## BEGIN

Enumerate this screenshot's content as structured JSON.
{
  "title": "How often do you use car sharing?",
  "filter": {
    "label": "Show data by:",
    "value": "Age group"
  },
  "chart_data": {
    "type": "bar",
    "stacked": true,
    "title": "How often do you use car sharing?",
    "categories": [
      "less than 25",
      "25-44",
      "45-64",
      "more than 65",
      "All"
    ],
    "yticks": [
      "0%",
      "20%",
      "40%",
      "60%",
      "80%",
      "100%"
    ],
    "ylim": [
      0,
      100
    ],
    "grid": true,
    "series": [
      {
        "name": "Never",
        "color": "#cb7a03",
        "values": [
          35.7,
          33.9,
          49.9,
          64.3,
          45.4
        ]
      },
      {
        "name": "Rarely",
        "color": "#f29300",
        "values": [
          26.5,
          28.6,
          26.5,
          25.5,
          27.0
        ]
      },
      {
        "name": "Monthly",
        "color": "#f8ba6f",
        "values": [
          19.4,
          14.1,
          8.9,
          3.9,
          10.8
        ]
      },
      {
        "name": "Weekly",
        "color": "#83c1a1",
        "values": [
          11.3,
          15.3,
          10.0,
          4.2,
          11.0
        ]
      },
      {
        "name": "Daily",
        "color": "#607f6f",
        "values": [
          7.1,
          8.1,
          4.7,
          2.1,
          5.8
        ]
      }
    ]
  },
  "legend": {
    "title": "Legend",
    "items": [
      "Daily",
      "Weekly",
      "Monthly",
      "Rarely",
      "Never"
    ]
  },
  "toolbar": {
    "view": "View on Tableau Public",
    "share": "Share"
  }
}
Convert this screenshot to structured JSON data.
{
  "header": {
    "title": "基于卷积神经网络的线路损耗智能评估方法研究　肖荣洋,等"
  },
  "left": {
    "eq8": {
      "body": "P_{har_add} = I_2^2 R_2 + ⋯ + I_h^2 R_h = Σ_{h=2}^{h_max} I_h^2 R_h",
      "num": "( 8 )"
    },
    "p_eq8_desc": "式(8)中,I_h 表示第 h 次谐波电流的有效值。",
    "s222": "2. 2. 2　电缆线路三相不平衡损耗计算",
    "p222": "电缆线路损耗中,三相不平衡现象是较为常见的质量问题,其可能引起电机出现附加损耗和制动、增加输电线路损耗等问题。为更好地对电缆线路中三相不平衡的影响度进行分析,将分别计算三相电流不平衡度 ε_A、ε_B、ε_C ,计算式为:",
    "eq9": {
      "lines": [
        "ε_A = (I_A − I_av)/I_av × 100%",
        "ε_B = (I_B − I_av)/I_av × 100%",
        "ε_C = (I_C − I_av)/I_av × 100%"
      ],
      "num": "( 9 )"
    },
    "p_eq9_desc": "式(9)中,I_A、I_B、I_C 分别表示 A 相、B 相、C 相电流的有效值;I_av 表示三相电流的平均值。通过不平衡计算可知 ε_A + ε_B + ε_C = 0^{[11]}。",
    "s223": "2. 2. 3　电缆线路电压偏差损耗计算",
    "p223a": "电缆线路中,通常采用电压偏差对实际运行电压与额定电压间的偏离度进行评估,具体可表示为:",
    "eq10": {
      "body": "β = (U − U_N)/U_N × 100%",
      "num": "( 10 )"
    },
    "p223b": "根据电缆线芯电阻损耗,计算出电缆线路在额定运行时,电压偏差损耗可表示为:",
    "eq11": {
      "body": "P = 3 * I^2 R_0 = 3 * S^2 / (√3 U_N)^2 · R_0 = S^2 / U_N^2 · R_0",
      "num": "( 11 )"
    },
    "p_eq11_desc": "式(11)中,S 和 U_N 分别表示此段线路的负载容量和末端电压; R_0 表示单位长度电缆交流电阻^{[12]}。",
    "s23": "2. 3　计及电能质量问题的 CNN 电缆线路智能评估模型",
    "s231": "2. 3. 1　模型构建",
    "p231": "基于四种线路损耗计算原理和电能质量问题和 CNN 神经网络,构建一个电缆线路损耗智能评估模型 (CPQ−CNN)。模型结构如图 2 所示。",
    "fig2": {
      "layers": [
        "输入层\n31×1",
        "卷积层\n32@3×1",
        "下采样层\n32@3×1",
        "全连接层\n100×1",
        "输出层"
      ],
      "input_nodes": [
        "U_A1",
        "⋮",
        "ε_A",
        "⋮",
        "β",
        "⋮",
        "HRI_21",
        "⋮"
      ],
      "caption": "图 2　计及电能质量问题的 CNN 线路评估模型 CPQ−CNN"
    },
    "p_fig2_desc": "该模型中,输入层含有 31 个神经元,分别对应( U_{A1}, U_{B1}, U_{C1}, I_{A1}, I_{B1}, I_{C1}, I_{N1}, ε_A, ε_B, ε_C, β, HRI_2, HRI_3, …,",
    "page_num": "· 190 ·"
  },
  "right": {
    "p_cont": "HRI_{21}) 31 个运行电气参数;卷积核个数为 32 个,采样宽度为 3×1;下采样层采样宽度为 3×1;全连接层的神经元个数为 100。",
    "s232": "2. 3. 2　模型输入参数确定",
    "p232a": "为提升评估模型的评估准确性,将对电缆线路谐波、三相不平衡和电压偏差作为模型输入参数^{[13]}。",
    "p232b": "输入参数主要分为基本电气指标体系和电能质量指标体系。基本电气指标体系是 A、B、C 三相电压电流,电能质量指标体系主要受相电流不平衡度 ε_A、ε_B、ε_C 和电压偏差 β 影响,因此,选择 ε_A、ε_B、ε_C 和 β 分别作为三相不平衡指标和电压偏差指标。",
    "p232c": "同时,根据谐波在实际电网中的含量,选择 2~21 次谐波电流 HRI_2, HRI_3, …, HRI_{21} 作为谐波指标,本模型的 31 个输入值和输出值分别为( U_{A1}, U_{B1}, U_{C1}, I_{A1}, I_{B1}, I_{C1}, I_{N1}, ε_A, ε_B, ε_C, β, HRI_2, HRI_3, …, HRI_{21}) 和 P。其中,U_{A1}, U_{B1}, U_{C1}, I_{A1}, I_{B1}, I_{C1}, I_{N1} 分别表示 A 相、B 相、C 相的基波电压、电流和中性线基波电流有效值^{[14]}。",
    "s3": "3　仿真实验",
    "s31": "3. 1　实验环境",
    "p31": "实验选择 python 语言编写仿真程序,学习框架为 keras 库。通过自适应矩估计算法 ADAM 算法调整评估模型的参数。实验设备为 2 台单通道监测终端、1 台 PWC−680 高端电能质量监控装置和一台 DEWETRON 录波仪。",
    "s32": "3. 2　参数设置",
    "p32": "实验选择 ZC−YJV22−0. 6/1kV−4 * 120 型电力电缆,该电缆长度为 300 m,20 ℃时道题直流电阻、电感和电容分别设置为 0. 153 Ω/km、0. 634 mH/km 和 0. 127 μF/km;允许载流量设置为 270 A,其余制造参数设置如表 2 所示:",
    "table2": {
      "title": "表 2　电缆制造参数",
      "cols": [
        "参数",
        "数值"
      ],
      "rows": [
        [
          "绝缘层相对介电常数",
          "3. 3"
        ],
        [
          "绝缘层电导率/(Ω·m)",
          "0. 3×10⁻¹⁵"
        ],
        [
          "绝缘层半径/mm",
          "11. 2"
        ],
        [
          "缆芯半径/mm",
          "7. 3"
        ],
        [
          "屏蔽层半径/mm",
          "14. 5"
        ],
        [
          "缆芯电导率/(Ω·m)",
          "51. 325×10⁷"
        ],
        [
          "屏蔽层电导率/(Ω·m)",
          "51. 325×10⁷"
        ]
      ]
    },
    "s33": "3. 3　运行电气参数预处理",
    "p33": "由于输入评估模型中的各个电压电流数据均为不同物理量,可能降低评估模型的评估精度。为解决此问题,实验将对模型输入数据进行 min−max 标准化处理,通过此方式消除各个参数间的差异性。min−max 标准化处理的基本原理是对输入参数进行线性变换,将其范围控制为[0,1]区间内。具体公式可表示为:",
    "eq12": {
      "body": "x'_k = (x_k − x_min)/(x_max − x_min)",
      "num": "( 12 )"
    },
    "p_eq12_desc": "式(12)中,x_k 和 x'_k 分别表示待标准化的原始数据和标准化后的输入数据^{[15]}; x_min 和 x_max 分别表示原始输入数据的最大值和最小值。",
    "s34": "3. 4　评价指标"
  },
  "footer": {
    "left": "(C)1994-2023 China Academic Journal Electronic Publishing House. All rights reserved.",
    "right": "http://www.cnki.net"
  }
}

## END

■ What is being asked: Pick out and copy the lines of the entries that hold the string "structured".

■ Solved exercise:
Enumerate this screenshot's content as structured JSON.
Convert this screenshot to structured JSON data.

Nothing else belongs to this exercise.